Dataset rows:
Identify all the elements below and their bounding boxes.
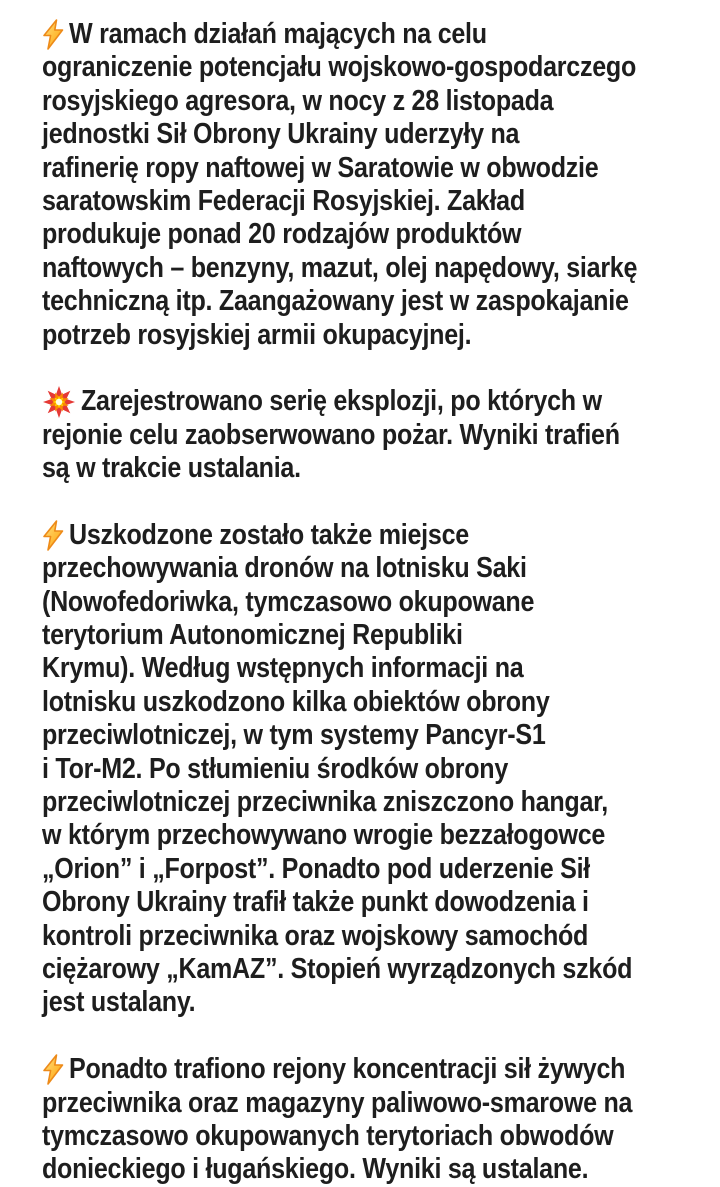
text-line bbox=[42, 753, 706, 786]
text-line bbox=[42, 652, 706, 685]
line-text: przechowywania dronów na lotnisku Saki bbox=[42, 552, 527, 585]
line-text: Obrony Ukrainy trafił także punkt dowodzenia i bbox=[42, 886, 589, 919]
text-line bbox=[42, 85, 706, 118]
text-line bbox=[42, 319, 706, 352]
text-line bbox=[42, 1120, 706, 1153]
line-text: przeciwlotniczej przeciwnika zniszczono hangar, bbox=[42, 785, 608, 818]
line-text: donieckiego i ługańskiego. Wyniki są ustalane. bbox=[42, 1153, 589, 1186]
line-text: Krymu). Według wstępnych informacji na bbox=[42, 652, 524, 685]
text-line bbox=[42, 586, 706, 619]
text-line bbox=[42, 986, 706, 1019]
text-line bbox=[42, 419, 706, 452]
line-text: potrzeb rosyjskiej armii okupacyjnej. bbox=[42, 318, 472, 351]
line-text: „Orion” i „Forpost”. Ponadto pod uderzenie Sił bbox=[42, 852, 590, 885]
text-line bbox=[42, 519, 706, 552]
line-text: (Nowofedoriwka, tymczasowo okupowane bbox=[42, 585, 535, 618]
text-line bbox=[42, 786, 706, 819]
line-text: Ponadto trafiono rejony koncentracji sił żywych bbox=[69, 1053, 626, 1086]
text-line bbox=[42, 252, 706, 285]
line-text: rejonie celu zaobserwowano pożar. Wyniki trafień bbox=[42, 418, 620, 451]
line-text: produkuje ponad 20 rodzajów produktów bbox=[42, 218, 522, 251]
text-line bbox=[42, 552, 706, 585]
line-text: przeciwnika oraz magazyny paliwowo-smarowe na bbox=[42, 1086, 633, 1119]
line-text: ciężarowy „KamAZ”. Stopień wyrządzonych szkód bbox=[42, 952, 633, 985]
lightning-icon bbox=[42, 19, 64, 50]
line-text: w którym przechowywano wrogie bezzałogowce bbox=[42, 819, 606, 852]
paragraph bbox=[42, 519, 706, 1020]
line-text: terytorium Autonomicznej Republiki bbox=[42, 619, 463, 652]
text-line bbox=[42, 1053, 706, 1086]
line-text: i Tor-M2. Po stłumieniu środków obrony bbox=[42, 752, 509, 785]
text-line bbox=[42, 152, 706, 185]
text-line bbox=[42, 619, 706, 652]
line-text: ograniczenie potencjału wojskowo-gospodarczego bbox=[42, 51, 637, 84]
text-line bbox=[42, 719, 706, 752]
text-line bbox=[42, 886, 706, 919]
text-line bbox=[42, 1153, 706, 1186]
line-text: jednostki Sił Obrony Ukrainy uderzyły na bbox=[42, 118, 520, 151]
text-line bbox=[42, 686, 706, 719]
line-text: techniczną itp. Zaangażowany jest w zaspokajanie bbox=[42, 285, 629, 318]
line-text: są w trakcie ustalania. bbox=[42, 452, 301, 485]
paragraph bbox=[42, 385, 706, 485]
text-line bbox=[42, 118, 706, 151]
text-line bbox=[42, 819, 706, 852]
line-text: naftowych – benzyny, mazut, olej napędowy, siarkę bbox=[42, 251, 638, 284]
line-text: przeciwlotniczej, w tym systemy Pancyr-S1 bbox=[42, 719, 546, 752]
lightning-icon bbox=[42, 1054, 64, 1085]
collision-icon bbox=[42, 385, 76, 419]
line-text: tymczasowo okupowanych terytoriach obwodów bbox=[42, 1119, 614, 1152]
paragraph bbox=[42, 1053, 706, 1187]
text-line bbox=[42, 385, 706, 418]
text-line bbox=[42, 1087, 706, 1120]
text-line bbox=[42, 285, 706, 318]
text-line bbox=[42, 18, 706, 51]
line-text: saratowskim Federacji Rosyjskiej. Zakład bbox=[42, 184, 525, 217]
text-line bbox=[42, 185, 706, 218]
line-text: rosyjskiego agresora, w nocy z 28 listopada bbox=[42, 84, 554, 117]
text-line bbox=[42, 953, 706, 986]
text-line bbox=[42, 853, 706, 886]
line-text: kontroli przeciwnika oraz wojskowy samochód bbox=[42, 919, 589, 952]
line-text: Uszkodzone zostało także miejsce bbox=[69, 518, 469, 551]
line-text: Zarejestrowano serię eksplozji, po których w bbox=[81, 385, 602, 418]
text-line bbox=[42, 920, 706, 953]
lightning-icon bbox=[42, 520, 64, 551]
line-text: W ramach działań mających na celu bbox=[69, 18, 487, 50]
line-text: jest ustalany. bbox=[42, 986, 196, 1019]
line-text: lotnisku uszkodzono kilka obiektów obrony bbox=[42, 685, 550, 718]
text-line bbox=[42, 51, 706, 84]
text-line bbox=[42, 218, 706, 251]
text-line bbox=[42, 452, 706, 485]
line-text: rafinerię ropy naftowej w Saratowie w obwodzie bbox=[42, 151, 599, 184]
paragraph bbox=[42, 18, 706, 352]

Task description: Convert the lines of the material above into a numbered list, omitting any blank lines and leaving the pictures out of your answer.

The solution:
1. Identify all the elements below and their bounding boxes.
2. text-line bbox=[42, 753, 706, 786]
3. text-line bbox=[42, 652, 706, 685]
4. line-text: przechowywania dronów na lotnisku Saki bbox=[42, 552, 527, 585]
5. line-text: Obrony Ukrainy trafił także punkt dowodzenia i bbox=[42, 886, 589, 919]
6. text-line bbox=[42, 85, 706, 118]
7. text-line bbox=[42, 319, 706, 352]
8. text-line bbox=[42, 1120, 706, 1153]
9. line-text: przeciwlotniczej przeciwnika zniszczono hangar, bbox=[42, 785, 608, 818]
10. line-text: donieckiego i ługańskiego. Wyniki są ustalane. bbox=[42, 1153, 589, 1186]
11. line-text: Krymu). Według wstępnych informacji na bbox=[42, 652, 524, 685]
12. text-line bbox=[42, 586, 706, 619]
13. text-line bbox=[42, 986, 706, 1019]
14. text-line bbox=[42, 419, 706, 452]
15. line-text: potrzeb rosyjskiej armii okupacyjnej. bbox=[42, 318, 472, 351]
16. line-text: „Orion” i „Forpost”. Ponadto pod uderzenie Sił bbox=[42, 852, 590, 885]
17. text-line bbox=[42, 519, 706, 552]
18. line-text: (Nowofedoriwka, tymczasowo okupowane bbox=[42, 585, 535, 618]
19. text-line bbox=[42, 786, 706, 819]
20. line-text: Ponadto trafiono rejony koncentracji sił żywych bbox=[69, 1053, 626, 1086]
21. text-line bbox=[42, 252, 706, 285]
22. line-text: rejonie celu zaobserwowano pożar. Wyniki trafień bbox=[42, 418, 620, 451]
23. line-text: produkuje ponad 20 rodzajów produktów bbox=[42, 218, 522, 251]
24. text-line bbox=[42, 552, 706, 585]
25. line-text: przeciwnika oraz magazyny paliwowo-smarowe na bbox=[42, 1086, 633, 1119]
26. line-text: ciężarowy „KamAZ”. Stopień wyrządzonych szkód bbox=[42, 952, 633, 985]
27. lightning-icon bbox=[42, 19, 64, 50]
28. line-text: w którym przechowywano wrogie bezzałogowce bbox=[42, 819, 606, 852]
29. paragraph bbox=[42, 519, 706, 1020]
30. line-text: terytorium Autonomicznej Republiki bbox=[42, 619, 463, 652]
31. text-line bbox=[42, 1053, 706, 1086]
32. line-text: i Tor-M2. Po stłumieniu środków obrony bbox=[42, 752, 509, 785]
33. text-line bbox=[42, 152, 706, 185]
34. text-line bbox=[42, 619, 706, 652]
35. line-text: ograniczenie potencjału wojskowo-gospodarczego bbox=[42, 51, 637, 84]
36. text-line bbox=[42, 719, 706, 752]
37. text-line bbox=[42, 886, 706, 919]
38. text-line bbox=[42, 1153, 706, 1186]
39. line-text: jednostki Sił Obrony Ukrainy uderzyły na bbox=[42, 118, 520, 151]
40. text-line bbox=[42, 686, 706, 719]
41. line-text: techniczną itp. Zaangażowany jest w zaspokajanie bbox=[42, 285, 629, 318]
42. line-text: są w trakcie ustalania. bbox=[42, 452, 301, 485]
43. paragraph bbox=[42, 385, 706, 485]
44. text-line bbox=[42, 118, 706, 151]
45. text-line bbox=[42, 819, 706, 852]
46. line-text: naftowych – benzyny, mazut, olej napędowy, siarkę bbox=[42, 251, 638, 284]
47. line-text: przeciwlotniczej, w tym systemy Pancyr-S1 bbox=[42, 719, 546, 752]
48. lightning-icon bbox=[42, 1054, 64, 1085]
49. collision-icon bbox=[42, 385, 76, 419]
50. line-text: tymczasowo okupowanych terytoriach obwodów bbox=[42, 1119, 614, 1152]
51. paragraph bbox=[42, 1053, 706, 1187]
52. text-line bbox=[42, 385, 706, 418]
53. text-line bbox=[42, 1087, 706, 1120]
54. text-line bbox=[42, 285, 706, 318]
55. text-line bbox=[42, 18, 706, 51]
56. line-text: saratowskim Federacji Rosyjskiej. Zakład bbox=[42, 184, 525, 217]
57. text-line bbox=[42, 185, 706, 218]
58. line-text: rosyjskiego agresora, w nocy z 28 listopada bbox=[42, 84, 554, 117]
59. text-line bbox=[42, 953, 706, 986]
60. text-line bbox=[42, 853, 706, 886]
61. line-text: kontroli przeciwnika oraz wojskowy samochód bbox=[42, 919, 589, 952]
62. line-text: Uszkodzone zostało także miejsce bbox=[69, 518, 469, 551]
63. line-text: Zarejestrowano serię eksplozji, po których w bbox=[81, 385, 602, 418]
64. text-line bbox=[42, 920, 706, 953]
65. lightning-icon bbox=[42, 520, 64, 551]
66. line-text: W ramach działań mających na celu bbox=[69, 18, 487, 50]
67. line-text: jest ustalany. bbox=[42, 986, 196, 1019]
68. line-text: lotnisku uszkodzono kilka obiektów obrony bbox=[42, 685, 550, 718]
69. text-line bbox=[42, 51, 706, 84]
70. text-line bbox=[42, 218, 706, 251]
71. text-line bbox=[42, 452, 706, 485]
72. line-text: rafinerię ropy naftowej w Saratowie w obwodzie bbox=[42, 151, 599, 184]
73. paragraph bbox=[42, 18, 706, 352]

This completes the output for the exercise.